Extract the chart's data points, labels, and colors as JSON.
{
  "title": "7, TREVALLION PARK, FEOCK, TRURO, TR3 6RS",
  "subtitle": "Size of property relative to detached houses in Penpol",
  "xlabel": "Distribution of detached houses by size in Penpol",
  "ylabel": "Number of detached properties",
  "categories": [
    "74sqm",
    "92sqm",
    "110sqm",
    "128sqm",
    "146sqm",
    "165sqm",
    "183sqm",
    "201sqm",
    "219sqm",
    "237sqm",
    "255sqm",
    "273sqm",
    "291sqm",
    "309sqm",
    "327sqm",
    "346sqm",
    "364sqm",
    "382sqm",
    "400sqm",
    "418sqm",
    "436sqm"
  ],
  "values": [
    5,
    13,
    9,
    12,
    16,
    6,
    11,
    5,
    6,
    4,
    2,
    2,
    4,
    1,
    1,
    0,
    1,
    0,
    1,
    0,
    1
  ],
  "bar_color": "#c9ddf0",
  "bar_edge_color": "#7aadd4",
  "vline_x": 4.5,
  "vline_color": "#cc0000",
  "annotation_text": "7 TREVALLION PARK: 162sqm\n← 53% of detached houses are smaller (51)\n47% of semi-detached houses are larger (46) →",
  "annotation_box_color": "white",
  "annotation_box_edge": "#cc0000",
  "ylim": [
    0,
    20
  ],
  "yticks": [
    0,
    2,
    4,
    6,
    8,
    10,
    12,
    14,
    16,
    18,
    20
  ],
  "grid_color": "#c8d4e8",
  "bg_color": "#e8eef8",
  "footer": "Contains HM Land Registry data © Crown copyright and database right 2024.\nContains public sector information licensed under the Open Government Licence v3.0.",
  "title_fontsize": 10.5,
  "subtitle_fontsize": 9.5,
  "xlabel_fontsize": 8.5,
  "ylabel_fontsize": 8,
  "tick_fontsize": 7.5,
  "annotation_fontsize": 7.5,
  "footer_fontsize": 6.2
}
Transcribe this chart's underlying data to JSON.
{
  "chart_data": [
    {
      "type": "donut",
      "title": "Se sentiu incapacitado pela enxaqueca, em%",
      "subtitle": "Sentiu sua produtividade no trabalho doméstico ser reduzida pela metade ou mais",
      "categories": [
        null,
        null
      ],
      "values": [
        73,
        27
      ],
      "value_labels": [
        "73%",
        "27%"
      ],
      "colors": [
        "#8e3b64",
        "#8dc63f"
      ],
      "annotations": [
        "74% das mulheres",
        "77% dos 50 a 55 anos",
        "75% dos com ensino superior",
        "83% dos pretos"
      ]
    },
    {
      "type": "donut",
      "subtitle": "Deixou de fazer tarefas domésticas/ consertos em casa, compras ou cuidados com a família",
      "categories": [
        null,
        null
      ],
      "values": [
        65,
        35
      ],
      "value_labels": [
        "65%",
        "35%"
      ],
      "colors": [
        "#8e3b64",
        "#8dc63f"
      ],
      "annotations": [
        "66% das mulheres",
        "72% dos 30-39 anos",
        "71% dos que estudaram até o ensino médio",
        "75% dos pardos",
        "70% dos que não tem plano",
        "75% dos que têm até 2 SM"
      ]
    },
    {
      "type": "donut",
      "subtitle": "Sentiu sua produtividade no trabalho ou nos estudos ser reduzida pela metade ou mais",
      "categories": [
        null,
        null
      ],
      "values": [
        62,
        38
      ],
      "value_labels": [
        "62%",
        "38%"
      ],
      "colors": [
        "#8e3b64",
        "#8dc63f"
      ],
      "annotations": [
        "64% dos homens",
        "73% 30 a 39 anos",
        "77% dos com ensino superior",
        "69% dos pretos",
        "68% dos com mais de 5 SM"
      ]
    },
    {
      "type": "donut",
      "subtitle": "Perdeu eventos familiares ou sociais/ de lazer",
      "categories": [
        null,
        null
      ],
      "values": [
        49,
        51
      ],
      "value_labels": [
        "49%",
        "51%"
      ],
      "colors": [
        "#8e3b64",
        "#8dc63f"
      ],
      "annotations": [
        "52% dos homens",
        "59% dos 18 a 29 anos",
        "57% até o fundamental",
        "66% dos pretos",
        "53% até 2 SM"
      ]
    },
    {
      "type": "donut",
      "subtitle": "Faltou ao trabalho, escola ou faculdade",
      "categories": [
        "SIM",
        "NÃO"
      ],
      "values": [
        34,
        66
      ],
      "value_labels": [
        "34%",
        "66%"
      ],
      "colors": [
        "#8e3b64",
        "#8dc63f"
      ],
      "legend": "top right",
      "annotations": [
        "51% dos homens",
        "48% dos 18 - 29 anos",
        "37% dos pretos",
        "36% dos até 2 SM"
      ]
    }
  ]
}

** Exercise **
In the records above, locate the lines holding the word "TREVALLION". Copy each of them.

** Full answer **
  "title": "7, TREVALLION PARK, FEOCK, TRURO, TR3 6RS",
  "annotation_text": "7 TREVALLION PARK: 162sqm\n← 53% of detached houses are smaller (51)\n47% of semi-detached houses are larger (46) →",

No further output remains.